### Task details
Below are records; work out how many of their lines hold the string "name" and give that number alone.

### Supplied data

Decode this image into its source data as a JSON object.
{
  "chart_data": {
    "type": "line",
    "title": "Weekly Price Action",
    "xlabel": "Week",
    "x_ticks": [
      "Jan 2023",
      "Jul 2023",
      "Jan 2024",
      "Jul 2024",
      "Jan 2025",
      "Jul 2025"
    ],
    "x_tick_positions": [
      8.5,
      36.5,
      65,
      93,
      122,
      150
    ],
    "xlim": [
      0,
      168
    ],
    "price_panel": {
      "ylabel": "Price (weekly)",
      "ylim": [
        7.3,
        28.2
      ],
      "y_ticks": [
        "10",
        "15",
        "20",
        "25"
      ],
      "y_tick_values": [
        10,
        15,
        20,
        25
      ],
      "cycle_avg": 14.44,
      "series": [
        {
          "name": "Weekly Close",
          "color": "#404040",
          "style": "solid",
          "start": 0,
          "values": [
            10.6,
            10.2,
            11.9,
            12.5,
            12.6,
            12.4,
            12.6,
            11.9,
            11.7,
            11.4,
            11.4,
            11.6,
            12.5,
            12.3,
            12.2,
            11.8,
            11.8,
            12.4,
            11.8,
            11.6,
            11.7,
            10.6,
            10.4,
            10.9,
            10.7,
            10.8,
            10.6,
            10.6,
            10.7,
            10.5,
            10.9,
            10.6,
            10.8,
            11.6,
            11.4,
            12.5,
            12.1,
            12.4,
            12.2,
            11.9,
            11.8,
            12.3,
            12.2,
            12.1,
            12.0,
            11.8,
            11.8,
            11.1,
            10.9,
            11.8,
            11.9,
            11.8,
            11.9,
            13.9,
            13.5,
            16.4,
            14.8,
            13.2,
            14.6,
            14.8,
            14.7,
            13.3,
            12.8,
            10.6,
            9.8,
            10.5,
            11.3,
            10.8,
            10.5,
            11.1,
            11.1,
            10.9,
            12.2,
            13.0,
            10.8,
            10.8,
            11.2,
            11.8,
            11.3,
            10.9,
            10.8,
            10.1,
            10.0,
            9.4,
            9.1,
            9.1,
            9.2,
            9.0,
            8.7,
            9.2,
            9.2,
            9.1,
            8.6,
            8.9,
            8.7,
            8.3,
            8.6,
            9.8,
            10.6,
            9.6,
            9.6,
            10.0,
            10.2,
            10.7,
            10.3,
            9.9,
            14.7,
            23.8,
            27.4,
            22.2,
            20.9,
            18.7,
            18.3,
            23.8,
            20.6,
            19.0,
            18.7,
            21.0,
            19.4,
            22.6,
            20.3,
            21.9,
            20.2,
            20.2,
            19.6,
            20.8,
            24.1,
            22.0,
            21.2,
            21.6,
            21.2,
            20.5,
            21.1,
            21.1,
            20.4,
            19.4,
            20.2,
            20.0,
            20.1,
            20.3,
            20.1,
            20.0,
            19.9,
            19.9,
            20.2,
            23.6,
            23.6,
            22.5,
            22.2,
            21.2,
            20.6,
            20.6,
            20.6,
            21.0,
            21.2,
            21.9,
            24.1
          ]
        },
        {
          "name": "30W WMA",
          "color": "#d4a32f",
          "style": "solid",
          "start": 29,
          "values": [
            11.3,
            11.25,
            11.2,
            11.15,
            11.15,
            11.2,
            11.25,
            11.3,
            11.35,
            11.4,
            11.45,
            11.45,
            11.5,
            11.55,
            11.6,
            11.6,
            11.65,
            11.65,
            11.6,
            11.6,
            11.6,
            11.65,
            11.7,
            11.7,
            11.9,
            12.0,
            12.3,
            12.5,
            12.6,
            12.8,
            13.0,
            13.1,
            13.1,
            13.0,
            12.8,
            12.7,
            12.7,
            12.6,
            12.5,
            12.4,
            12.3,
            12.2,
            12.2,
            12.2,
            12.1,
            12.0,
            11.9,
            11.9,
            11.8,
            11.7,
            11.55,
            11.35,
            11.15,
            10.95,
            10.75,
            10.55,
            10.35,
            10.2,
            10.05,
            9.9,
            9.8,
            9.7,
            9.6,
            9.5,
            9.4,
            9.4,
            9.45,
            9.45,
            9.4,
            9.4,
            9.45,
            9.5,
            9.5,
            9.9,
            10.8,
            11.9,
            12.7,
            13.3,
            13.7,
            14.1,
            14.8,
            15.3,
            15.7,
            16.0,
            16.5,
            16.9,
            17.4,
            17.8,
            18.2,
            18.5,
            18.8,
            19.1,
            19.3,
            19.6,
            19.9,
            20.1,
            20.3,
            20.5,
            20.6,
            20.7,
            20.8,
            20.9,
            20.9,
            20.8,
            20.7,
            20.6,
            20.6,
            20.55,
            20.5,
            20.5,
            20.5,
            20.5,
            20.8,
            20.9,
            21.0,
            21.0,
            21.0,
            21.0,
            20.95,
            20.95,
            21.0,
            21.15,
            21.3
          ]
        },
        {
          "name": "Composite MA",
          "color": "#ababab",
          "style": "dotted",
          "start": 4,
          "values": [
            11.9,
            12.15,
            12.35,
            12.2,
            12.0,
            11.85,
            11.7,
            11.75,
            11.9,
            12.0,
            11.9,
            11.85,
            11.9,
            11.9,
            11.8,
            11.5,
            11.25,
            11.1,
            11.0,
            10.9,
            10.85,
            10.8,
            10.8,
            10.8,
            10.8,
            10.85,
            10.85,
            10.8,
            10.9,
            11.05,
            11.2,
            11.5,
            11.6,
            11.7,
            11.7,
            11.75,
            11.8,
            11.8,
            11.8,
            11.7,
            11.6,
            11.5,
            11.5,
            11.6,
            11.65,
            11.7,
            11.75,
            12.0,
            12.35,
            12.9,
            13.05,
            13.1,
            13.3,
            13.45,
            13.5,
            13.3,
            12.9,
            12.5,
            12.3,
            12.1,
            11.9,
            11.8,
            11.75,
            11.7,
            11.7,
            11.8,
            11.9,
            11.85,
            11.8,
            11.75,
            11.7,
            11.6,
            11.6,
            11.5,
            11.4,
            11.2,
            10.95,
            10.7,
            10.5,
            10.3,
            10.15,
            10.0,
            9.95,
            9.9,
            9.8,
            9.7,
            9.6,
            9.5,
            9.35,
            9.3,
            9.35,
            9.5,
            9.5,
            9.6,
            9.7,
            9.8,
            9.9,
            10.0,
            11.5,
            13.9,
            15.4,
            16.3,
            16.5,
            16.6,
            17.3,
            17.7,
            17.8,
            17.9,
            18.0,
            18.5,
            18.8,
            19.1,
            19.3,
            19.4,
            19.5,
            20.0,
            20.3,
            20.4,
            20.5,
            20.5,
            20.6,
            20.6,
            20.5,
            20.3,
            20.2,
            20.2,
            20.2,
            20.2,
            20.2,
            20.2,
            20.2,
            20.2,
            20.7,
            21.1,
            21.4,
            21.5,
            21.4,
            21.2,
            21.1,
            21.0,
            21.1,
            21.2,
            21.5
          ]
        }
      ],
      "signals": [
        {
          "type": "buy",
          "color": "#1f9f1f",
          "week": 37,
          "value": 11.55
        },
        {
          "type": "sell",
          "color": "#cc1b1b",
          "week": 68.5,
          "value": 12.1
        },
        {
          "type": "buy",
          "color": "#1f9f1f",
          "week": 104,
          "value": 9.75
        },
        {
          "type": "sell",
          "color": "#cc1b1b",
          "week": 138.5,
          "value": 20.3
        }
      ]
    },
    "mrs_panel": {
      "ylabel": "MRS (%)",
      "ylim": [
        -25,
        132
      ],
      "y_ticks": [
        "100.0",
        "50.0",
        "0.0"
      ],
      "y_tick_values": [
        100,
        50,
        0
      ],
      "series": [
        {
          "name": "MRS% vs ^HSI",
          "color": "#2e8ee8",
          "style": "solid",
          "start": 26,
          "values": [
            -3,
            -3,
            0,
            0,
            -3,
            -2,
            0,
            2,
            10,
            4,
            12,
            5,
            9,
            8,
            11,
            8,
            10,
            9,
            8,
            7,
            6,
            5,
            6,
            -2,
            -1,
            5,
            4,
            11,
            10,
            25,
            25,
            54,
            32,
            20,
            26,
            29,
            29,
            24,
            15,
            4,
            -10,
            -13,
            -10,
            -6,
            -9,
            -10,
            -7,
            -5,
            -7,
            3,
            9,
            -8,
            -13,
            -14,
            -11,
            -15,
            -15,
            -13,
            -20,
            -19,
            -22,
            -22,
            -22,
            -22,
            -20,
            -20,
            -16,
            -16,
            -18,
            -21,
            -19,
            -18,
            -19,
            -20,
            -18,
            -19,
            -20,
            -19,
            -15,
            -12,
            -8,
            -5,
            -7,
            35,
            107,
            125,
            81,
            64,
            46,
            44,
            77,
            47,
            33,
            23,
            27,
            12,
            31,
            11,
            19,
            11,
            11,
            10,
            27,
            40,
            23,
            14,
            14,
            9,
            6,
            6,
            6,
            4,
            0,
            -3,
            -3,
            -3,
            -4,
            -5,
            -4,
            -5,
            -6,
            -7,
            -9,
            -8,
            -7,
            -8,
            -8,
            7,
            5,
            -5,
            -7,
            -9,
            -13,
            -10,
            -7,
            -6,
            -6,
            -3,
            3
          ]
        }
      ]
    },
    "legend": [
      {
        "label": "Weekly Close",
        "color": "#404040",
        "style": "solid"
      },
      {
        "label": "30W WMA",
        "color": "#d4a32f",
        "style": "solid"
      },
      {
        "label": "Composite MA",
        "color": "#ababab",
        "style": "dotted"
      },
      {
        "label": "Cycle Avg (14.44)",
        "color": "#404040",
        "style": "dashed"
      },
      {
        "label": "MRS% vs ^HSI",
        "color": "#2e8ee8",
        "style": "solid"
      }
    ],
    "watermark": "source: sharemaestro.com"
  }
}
...
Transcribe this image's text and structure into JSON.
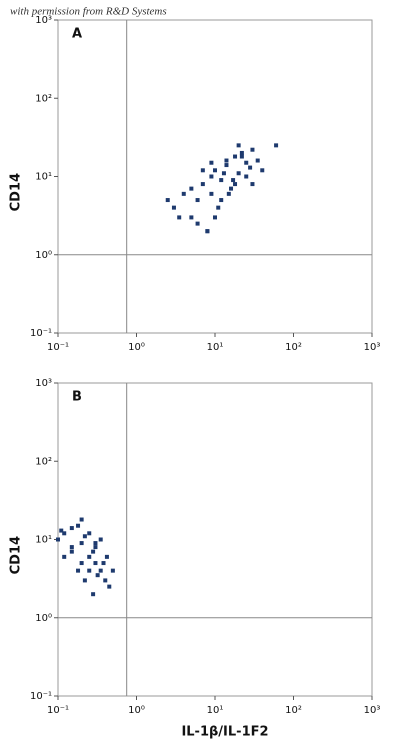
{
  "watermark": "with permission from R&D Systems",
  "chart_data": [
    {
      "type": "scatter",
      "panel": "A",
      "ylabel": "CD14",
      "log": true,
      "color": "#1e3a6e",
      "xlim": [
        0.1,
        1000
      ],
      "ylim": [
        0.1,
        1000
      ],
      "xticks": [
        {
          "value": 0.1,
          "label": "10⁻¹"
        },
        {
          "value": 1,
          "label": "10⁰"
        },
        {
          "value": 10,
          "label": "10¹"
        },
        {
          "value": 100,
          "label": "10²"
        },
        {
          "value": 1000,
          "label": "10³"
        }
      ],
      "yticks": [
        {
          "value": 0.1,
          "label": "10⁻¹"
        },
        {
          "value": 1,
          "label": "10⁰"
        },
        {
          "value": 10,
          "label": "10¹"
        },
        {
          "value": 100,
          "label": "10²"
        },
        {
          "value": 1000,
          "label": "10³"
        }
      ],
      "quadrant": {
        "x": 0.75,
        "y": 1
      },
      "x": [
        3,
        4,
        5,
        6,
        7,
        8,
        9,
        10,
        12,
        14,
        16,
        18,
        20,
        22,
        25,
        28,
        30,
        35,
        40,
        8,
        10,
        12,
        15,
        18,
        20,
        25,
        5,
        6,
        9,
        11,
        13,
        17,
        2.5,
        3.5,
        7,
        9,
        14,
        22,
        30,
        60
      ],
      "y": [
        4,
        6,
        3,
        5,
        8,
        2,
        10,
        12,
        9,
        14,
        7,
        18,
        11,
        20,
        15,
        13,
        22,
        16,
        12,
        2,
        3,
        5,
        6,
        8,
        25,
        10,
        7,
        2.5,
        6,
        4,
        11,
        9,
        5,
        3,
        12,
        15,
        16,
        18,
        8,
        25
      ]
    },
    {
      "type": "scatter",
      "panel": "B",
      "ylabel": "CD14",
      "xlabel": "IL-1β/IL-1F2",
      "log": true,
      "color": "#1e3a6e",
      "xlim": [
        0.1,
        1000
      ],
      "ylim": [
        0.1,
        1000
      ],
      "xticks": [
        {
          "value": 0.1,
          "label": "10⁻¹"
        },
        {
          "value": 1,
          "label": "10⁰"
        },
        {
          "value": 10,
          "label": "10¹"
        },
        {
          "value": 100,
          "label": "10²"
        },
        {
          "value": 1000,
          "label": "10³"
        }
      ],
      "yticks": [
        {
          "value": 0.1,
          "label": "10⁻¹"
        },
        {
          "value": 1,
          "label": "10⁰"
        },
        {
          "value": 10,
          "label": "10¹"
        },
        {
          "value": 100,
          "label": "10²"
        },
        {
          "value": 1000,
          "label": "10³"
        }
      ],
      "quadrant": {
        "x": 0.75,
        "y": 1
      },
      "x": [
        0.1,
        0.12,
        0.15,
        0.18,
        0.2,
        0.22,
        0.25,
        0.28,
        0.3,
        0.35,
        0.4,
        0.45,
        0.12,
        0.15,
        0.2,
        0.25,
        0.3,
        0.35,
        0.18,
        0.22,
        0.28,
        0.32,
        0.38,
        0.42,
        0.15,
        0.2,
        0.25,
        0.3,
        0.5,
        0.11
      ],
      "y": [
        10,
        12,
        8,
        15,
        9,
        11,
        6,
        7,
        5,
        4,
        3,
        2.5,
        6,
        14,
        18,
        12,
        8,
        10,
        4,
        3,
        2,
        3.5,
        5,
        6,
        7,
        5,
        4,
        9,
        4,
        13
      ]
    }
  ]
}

### Task output
4